AIM:
Output each entry below as it stands, leaving out every picture.

TASK DATA:
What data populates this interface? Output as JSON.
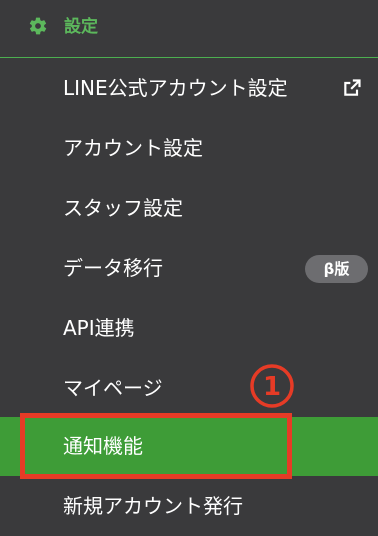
{
  "header": {
    "title": "設定",
    "icon": "gear-icon",
    "accent_color": "#5cb85c"
  },
  "menu": {
    "items": [
      {
        "label": "LINE公式アカウント設定",
        "icon": "external-link-icon"
      },
      {
        "label": "アカウント設定"
      },
      {
        "label": "スタッフ設定"
      },
      {
        "label": "データ移行",
        "badge": "β版"
      },
      {
        "label": "API連携"
      },
      {
        "label": "マイページ"
      },
      {
        "label": "通知機能",
        "active": true
      },
      {
        "label": "新規アカウント発行"
      }
    ]
  },
  "annotation": {
    "step_number": "1",
    "color": "#e63b26"
  }
}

SOLVED PROBLEM:
What data populates this interface? Output as JSON.
{
  "header": {
    "title": "設定",
    "icon": "gear-icon",
    "accent_color": "#5cb85c"
  },
  "menu": {
    "items": [
      {
        "label": "LINE公式アカウント設定",
        "icon": "external-link-icon"
      },
      {
        "label": "アカウント設定"
      },
      {
        "label": "スタッフ設定"
      },
      {
        "label": "データ移行",
        "badge": "β版"
      },
      {
        "label": "API連携"
      },
      {
        "label": "マイページ"
      },
      {
        "label": "通知機能",
        "active": true
      },
      {
        "label": "新規アカウント発行"
      }
    ]
  },
  "annotation": {
    "step_number": "1",
    "color": "#e63b26"
  }
}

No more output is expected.